Set problem: Make an exact copy of all the entries below, with the pictures left out.

Extracts from a graphics dataset:
##########

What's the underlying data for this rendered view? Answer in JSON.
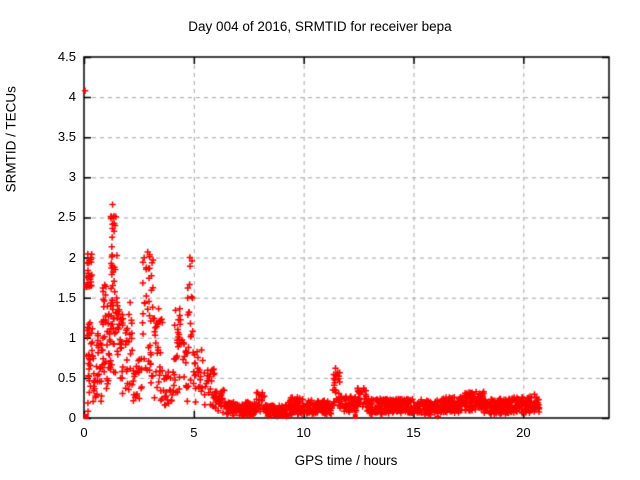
{
  "chart_data": {
    "type": "scatter",
    "title": "Day 004 of 2016, SRMTID for receiver bepa",
    "xlabel": "GPS time / hours",
    "ylabel": "SRMTID / TECUs",
    "xlim": [
      0,
      23.9
    ],
    "ylim": [
      0,
      4.5
    ],
    "xticks": [
      0,
      5,
      10,
      15,
      20
    ],
    "yticks": [
      0,
      0.5,
      1,
      1.5,
      2,
      2.5,
      3,
      3.5,
      4,
      4.5
    ],
    "x_tick_labels": [
      "0",
      "5",
      "10",
      "15",
      "20"
    ],
    "y_tick_labels": [
      "0",
      "0.5",
      "1",
      "1.5",
      "2",
      "2.5",
      "3",
      "3.5",
      "4",
      "4.5"
    ],
    "grid": true,
    "legend": "none",
    "marker": "plus",
    "marker_color": "#ff0000",
    "grid_color": "#a8a8a8",
    "border_color": "#000000",
    "background_color": "#ffffff",
    "outlier_points": [
      [
        0.05,
        4.08
      ],
      [
        1.3,
        2.66
      ],
      [
        2.9,
        2.07
      ],
      [
        4.82,
        2.0
      ],
      [
        11.45,
        0.62
      ],
      [
        16.1,
        0.02
      ]
    ],
    "square_points": [
      [
        0.1,
        0.02
      ],
      [
        12.35,
        0.02
      ]
    ],
    "dense_bands": [
      {
        "x0": 0.1,
        "x1": 0.38,
        "y0": 1.55,
        "y1": 2.06,
        "n": 26
      },
      {
        "x0": 0.1,
        "x1": 0.4,
        "y0": 0.5,
        "y1": 1.2,
        "n": 26
      },
      {
        "x0": 0.15,
        "x1": 0.5,
        "y0": 0.08,
        "y1": 0.5,
        "n": 10
      },
      {
        "x0": 0.4,
        "x1": 0.8,
        "y0": 0.1,
        "y1": 0.75,
        "n": 18
      },
      {
        "x0": 0.55,
        "x1": 0.78,
        "y0": 0.78,
        "y1": 1.05,
        "n": 7
      },
      {
        "x0": 0.8,
        "x1": 1.15,
        "y0": 0.35,
        "y1": 1.4,
        "n": 32
      },
      {
        "x0": 0.85,
        "x1": 1.05,
        "y0": 1.4,
        "y1": 1.68,
        "n": 7
      },
      {
        "x0": 1.15,
        "x1": 1.6,
        "y0": 0.55,
        "y1": 1.45,
        "n": 38
      },
      {
        "x0": 1.18,
        "x1": 1.5,
        "y0": 1.45,
        "y1": 2.45,
        "n": 24
      },
      {
        "x0": 1.22,
        "x1": 1.45,
        "y0": 2.45,
        "y1": 2.63,
        "n": 6
      },
      {
        "x0": 1.6,
        "x1": 2.0,
        "y0": 0.3,
        "y1": 1.3,
        "n": 28
      },
      {
        "x0": 2.0,
        "x1": 2.2,
        "y0": 0.35,
        "y1": 1.45,
        "n": 14
      },
      {
        "x0": 2.2,
        "x1": 2.65,
        "y0": 0.2,
        "y1": 0.85,
        "n": 22
      },
      {
        "x0": 2.65,
        "x1": 3.2,
        "y0": 0.4,
        "y1": 2.07,
        "n": 42
      },
      {
        "x0": 3.2,
        "x1": 3.6,
        "y0": 0.15,
        "y1": 1.4,
        "n": 28
      },
      {
        "x0": 3.6,
        "x1": 4.1,
        "y0": 0.12,
        "y1": 0.65,
        "n": 24
      },
      {
        "x0": 4.1,
        "x1": 4.5,
        "y0": 0.25,
        "y1": 1.5,
        "n": 28
      },
      {
        "x0": 4.5,
        "x1": 4.75,
        "y0": 0.15,
        "y1": 0.95,
        "n": 16
      },
      {
        "x0": 4.72,
        "x1": 4.95,
        "y0": 0.3,
        "y1": 2.0,
        "n": 16
      },
      {
        "x0": 4.95,
        "x1": 5.45,
        "y0": 0.15,
        "y1": 0.85,
        "n": 24
      },
      {
        "x0": 5.45,
        "x1": 5.95,
        "y0": 0.1,
        "y1": 0.62,
        "n": 24
      },
      {
        "x0": 5.95,
        "x1": 6.5,
        "y0": 0.06,
        "y1": 0.35,
        "n": 35
      },
      {
        "x0": 6.5,
        "x1": 7.9,
        "y0": 0.03,
        "y1": 0.2,
        "n": 110
      },
      {
        "x0": 7.85,
        "x1": 8.25,
        "y0": 0.08,
        "y1": 0.32,
        "n": 25
      },
      {
        "x0": 8.25,
        "x1": 9.3,
        "y0": 0.02,
        "y1": 0.16,
        "n": 90
      },
      {
        "x0": 9.3,
        "x1": 10.0,
        "y0": 0.04,
        "y1": 0.26,
        "n": 60
      },
      {
        "x0": 10.0,
        "x1": 11.28,
        "y0": 0.05,
        "y1": 0.22,
        "n": 110
      },
      {
        "x0": 11.3,
        "x1": 11.65,
        "y0": 0.15,
        "y1": 0.62,
        "n": 28
      },
      {
        "x0": 11.65,
        "x1": 12.45,
        "y0": 0.07,
        "y1": 0.27,
        "n": 55
      },
      {
        "x0": 12.45,
        "x1": 12.85,
        "y0": 0.1,
        "y1": 0.42,
        "n": 26
      },
      {
        "x0": 12.85,
        "x1": 14.0,
        "y0": 0.05,
        "y1": 0.24,
        "n": 100
      },
      {
        "x0": 14.0,
        "x1": 15.5,
        "y0": 0.06,
        "y1": 0.24,
        "n": 130
      },
      {
        "x0": 15.5,
        "x1": 16.3,
        "y0": 0.04,
        "y1": 0.22,
        "n": 70
      },
      {
        "x0": 16.3,
        "x1": 17.2,
        "y0": 0.06,
        "y1": 0.26,
        "n": 80
      },
      {
        "x0": 17.2,
        "x1": 18.2,
        "y0": 0.09,
        "y1": 0.33,
        "n": 90
      },
      {
        "x0": 18.2,
        "x1": 19.3,
        "y0": 0.05,
        "y1": 0.24,
        "n": 100
      },
      {
        "x0": 19.3,
        "x1": 20.3,
        "y0": 0.06,
        "y1": 0.26,
        "n": 90
      },
      {
        "x0": 20.3,
        "x1": 20.72,
        "y0": 0.07,
        "y1": 0.3,
        "n": 40
      }
    ]
  }
}
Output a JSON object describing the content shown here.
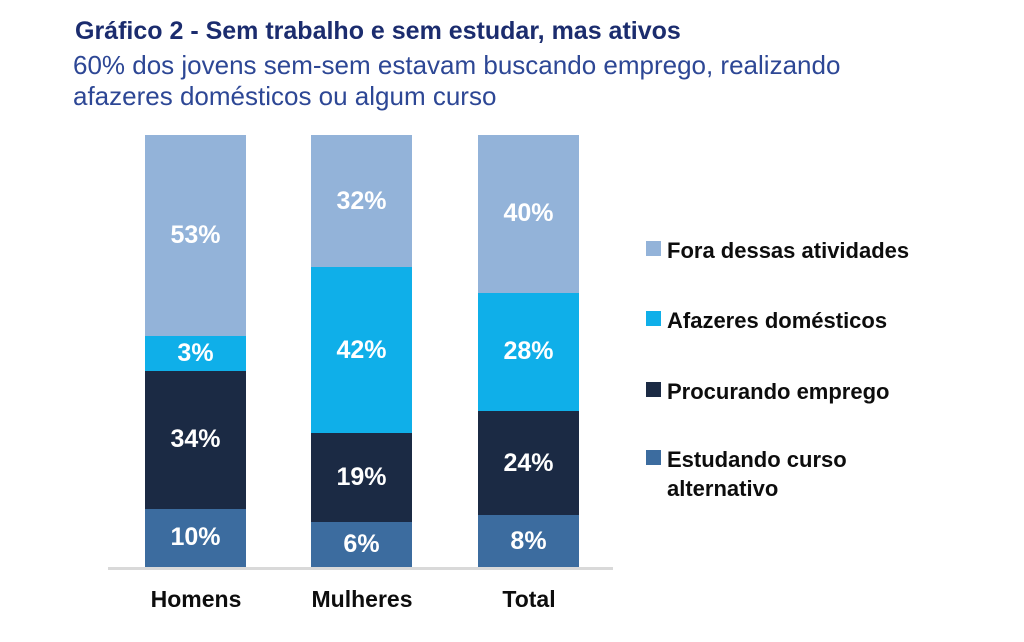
{
  "header": {
    "title": "Gráfico 2 - Sem trabalho e sem estudar, mas ativos",
    "subtitle": "60% dos jovens sem-sem estavam buscando emprego, realizando afazeres domésticos ou algum curso"
  },
  "chart_data": {
    "type": "bar",
    "stacked": true,
    "orientation": "vertical",
    "categories": [
      "Homens",
      "Mulheres",
      "Total"
    ],
    "series": [
      {
        "name": "Fora dessas atividades",
        "color": "#93b3d9",
        "values": [
          53,
          32,
          40
        ]
      },
      {
        "name": "Afazeres domésticos",
        "color": "#0fafe9",
        "values": [
          3,
          42,
          28
        ]
      },
      {
        "name": "Procurando emprego",
        "color": "#1b2a44",
        "values": [
          34,
          19,
          24
        ]
      },
      {
        "name": "Estudando curso alternativo",
        "color": "#3c6c9f",
        "values": [
          10,
          6,
          8
        ]
      }
    ],
    "value_suffix": "%",
    "segment_label_position": "inside-center",
    "segment_order": "first series at top of bar",
    "legend_position": "right",
    "ylim": [
      0,
      100
    ],
    "grid": false,
    "baseline_axis_color": "#d9d9d9"
  },
  "colors": {
    "title_text": "#1b2c6e",
    "subtitle_text": "#2d4795",
    "segment_label_text": "#ffffff",
    "category_label_text": "#0d0d0d",
    "legend_text": "#0d0d0d",
    "axis_line": "#d9d9d9",
    "background": "#ffffff"
  }
}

##########

Exercise result:
What's the underlying data for this rendered view? Answer in JSON.
{
  "chart_data": {
    "type": "scatter",
    "title": "Day 004 of 2016, SRMTID for receiver bepa",
    "xlabel": "GPS time / hours",
    "ylabel": "SRMTID / TECUs",
    "xlim": [
      0,
      23.9
    ],
    "ylim": [
      0,
      4.5
    ],
    "xticks": [
      0,
      5,
      10,
      15,
      20
    ],
    "yticks": [
      0,
      0.5,
      1,
      1.5,
      2,
      2.5,
      3,
      3.5,
      4,
      4.5
    ],
    "x_tick_labels": [
      "0",
      "5",
      "10",
      "15",
      "20"
    ],
    "y_tick_labels": [
      "0",
      "0.5",
      "1",
      "1.5",
      "2",
      "2.5",
      "3",
      "3.5",
      "4",
      "4.5"
    ],
    "grid": true,
    "legend": "none",
    "marker": "plus",
    "marker_color": "#ff0000",
    "grid_color": "#a8a8a8",
    "border_color": "#000000",
    "background_color": "#ffffff",
    "outlier_points": [
      [
        0.05,
        4.08
      ],
      [
        1.3,
        2.66
      ],
      [
        2.9,
        2.07
      ],
      [
        4.82,
        2.0
      ],
      [
        11.45,
        0.62
      ],
      [
        16.1,
        0.02
      ]
    ],
    "square_points": [
      [
        0.1,
        0.02
      ],
      [
        12.35,
        0.02
      ]
    ],
    "dense_bands": [
      {
        "x0": 0.1,
        "x1": 0.38,
        "y0": 1.55,
        "y1": 2.06,
        "n": 26
      },
      {
        "x0": 0.1,
        "x1": 0.4,
        "y0": 0.5,
        "y1": 1.2,
        "n": 26
      },
      {
        "x0": 0.15,
        "x1": 0.5,
        "y0": 0.08,
        "y1": 0.5,
        "n": 10
      },
      {
        "x0": 0.4,
        "x1": 0.8,
        "y0": 0.1,
        "y1": 0.75,
        "n": 18
      },
      {
        "x0": 0.55,
        "x1": 0.78,
        "y0": 0.78,
        "y1": 1.05,
        "n": 7
      },
      {
        "x0": 0.8,
        "x1": 1.15,
        "y0": 0.35,
        "y1": 1.4,
        "n": 32
      },
      {
        "x0": 0.85,
        "x1": 1.05,
        "y0": 1.4,
        "y1": 1.68,
        "n": 7
      },
      {
        "x0": 1.15,
        "x1": 1.6,
        "y0": 0.55,
        "y1": 1.45,
        "n": 38
      },
      {
        "x0": 1.18,
        "x1": 1.5,
        "y0": 1.45,
        "y1": 2.45,
        "n": 24
      },
      {
        "x0": 1.22,
        "x1": 1.45,
        "y0": 2.45,
        "y1": 2.63,
        "n": 6
      },
      {
        "x0": 1.6,
        "x1": 2.0,
        "y0": 0.3,
        "y1": 1.3,
        "n": 28
      },
      {
        "x0": 2.0,
        "x1": 2.2,
        "y0": 0.35,
        "y1": 1.45,
        "n": 14
      },
      {
        "x0": 2.2,
        "x1": 2.65,
        "y0": 0.2,
        "y1": 0.85,
        "n": 22
      },
      {
        "x0": 2.65,
        "x1": 3.2,
        "y0": 0.4,
        "y1": 2.07,
        "n": 42
      },
      {
        "x0": 3.2,
        "x1": 3.6,
        "y0": 0.15,
        "y1": 1.4,
        "n": 28
      },
      {
        "x0": 3.6,
        "x1": 4.1,
        "y0": 0.12,
        "y1": 0.65,
        "n": 24
      },
      {
        "x0": 4.1,
        "x1": 4.5,
        "y0": 0.25,
        "y1": 1.5,
        "n": 28
      },
      {
        "x0": 4.5,
        "x1": 4.75,
        "y0": 0.15,
        "y1": 0.95,
        "n": 16
      },
      {
        "x0": 4.72,
        "x1": 4.95,
        "y0": 0.3,
        "y1": 2.0,
        "n": 16
      },
      {
        "x0": 4.95,
        "x1": 5.45,
        "y0": 0.15,
        "y1": 0.85,
        "n": 24
      },
      {
        "x0": 5.45,
        "x1": 5.95,
        "y0": 0.1,
        "y1": 0.62,
        "n": 24
      },
      {
        "x0": 5.95,
        "x1": 6.5,
        "y0": 0.06,
        "y1": 0.35,
        "n": 35
      },
      {
        "x0": 6.5,
        "x1": 7.9,
        "y0": 0.03,
        "y1": 0.2,
        "n": 110
      },
      {
        "x0": 7.85,
        "x1": 8.25,
        "y0": 0.08,
        "y1": 0.32,
        "n": 25
      },
      {
        "x0": 8.25,
        "x1": 9.3,
        "y0": 0.02,
        "y1": 0.16,
        "n": 90
      },
      {
        "x0": 9.3,
        "x1": 10.0,
        "y0": 0.04,
        "y1": 0.26,
        "n": 60
      },
      {
        "x0": 10.0,
        "x1": 11.28,
        "y0": 0.05,
        "y1": 0.22,
        "n": 110
      },
      {
        "x0": 11.3,
        "x1": 11.65,
        "y0": 0.15,
        "y1": 0.62,
        "n": 28
      },
      {
        "x0": 11.65,
        "x1": 12.45,
        "y0": 0.07,
        "y1": 0.27,
        "n": 55
      },
      {
        "x0": 12.45,
        "x1": 12.85,
        "y0": 0.1,
        "y1": 0.42,
        "n": 26
      },
      {
        "x0": 12.85,
        "x1": 14.0,
        "y0": 0.05,
        "y1": 0.24,
        "n": 100
      },
      {
        "x0": 14.0,
        "x1": 15.5,
        "y0": 0.06,
        "y1": 0.24,
        "n": 130
      },
      {
        "x0": 15.5,
        "x1": 16.3,
        "y0": 0.04,
        "y1": 0.22,
        "n": 70
      },
      {
        "x0": 16.3,
        "x1": 17.2,
        "y0": 0.06,
        "y1": 0.26,
        "n": 80
      },
      {
        "x0": 17.2,
        "x1": 18.2,
        "y0": 0.09,
        "y1": 0.33,
        "n": 90
      },
      {
        "x0": 18.2,
        "x1": 19.3,
        "y0": 0.05,
        "y1": 0.24,
        "n": 100
      },
      {
        "x0": 19.3,
        "x1": 20.3,
        "y0": 0.06,
        "y1": 0.26,
        "n": 90
      },
      {
        "x0": 20.3,
        "x1": 20.72,
        "y0": 0.07,
        "y1": 0.3,
        "n": 40
      }
    ]
  }
}
Output a JSON object describing the content shown here.
{
  "header": {
    "title": "Gráfico 2 - Sem trabalho e sem estudar, mas ativos",
    "subtitle": "60% dos jovens sem-sem estavam buscando emprego, realizando afazeres domésticos ou algum curso"
  },
  "chart_data": {
    "type": "bar",
    "stacked": true,
    "orientation": "vertical",
    "categories": [
      "Homens",
      "Mulheres",
      "Total"
    ],
    "series": [
      {
        "name": "Fora dessas atividades",
        "color": "#93b3d9",
        "values": [
          53,
          32,
          40
        ]
      },
      {
        "name": "Afazeres domésticos",
        "color": "#0fafe9",
        "values": [
          3,
          42,
          28
        ]
      },
      {
        "name": "Procurando emprego",
        "color": "#1b2a44",
        "values": [
          34,
          19,
          24
        ]
      },
      {
        "name": "Estudando curso alternativo",
        "color": "#3c6c9f",
        "values": [
          10,
          6,
          8
        ]
      }
    ],
    "value_suffix": "%",
    "segment_label_position": "inside-center",
    "segment_order": "first series at top of bar",
    "legend_position": "right",
    "ylim": [
      0,
      100
    ],
    "grid": false,
    "baseline_axis_color": "#d9d9d9"
  },
  "colors": {
    "title_text": "#1b2c6e",
    "subtitle_text": "#2d4795",
    "segment_label_text": "#ffffff",
    "category_label_text": "#0d0d0d",
    "legend_text": "#0d0d0d",
    "axis_line": "#d9d9d9",
    "background": "#ffffff"
  }
}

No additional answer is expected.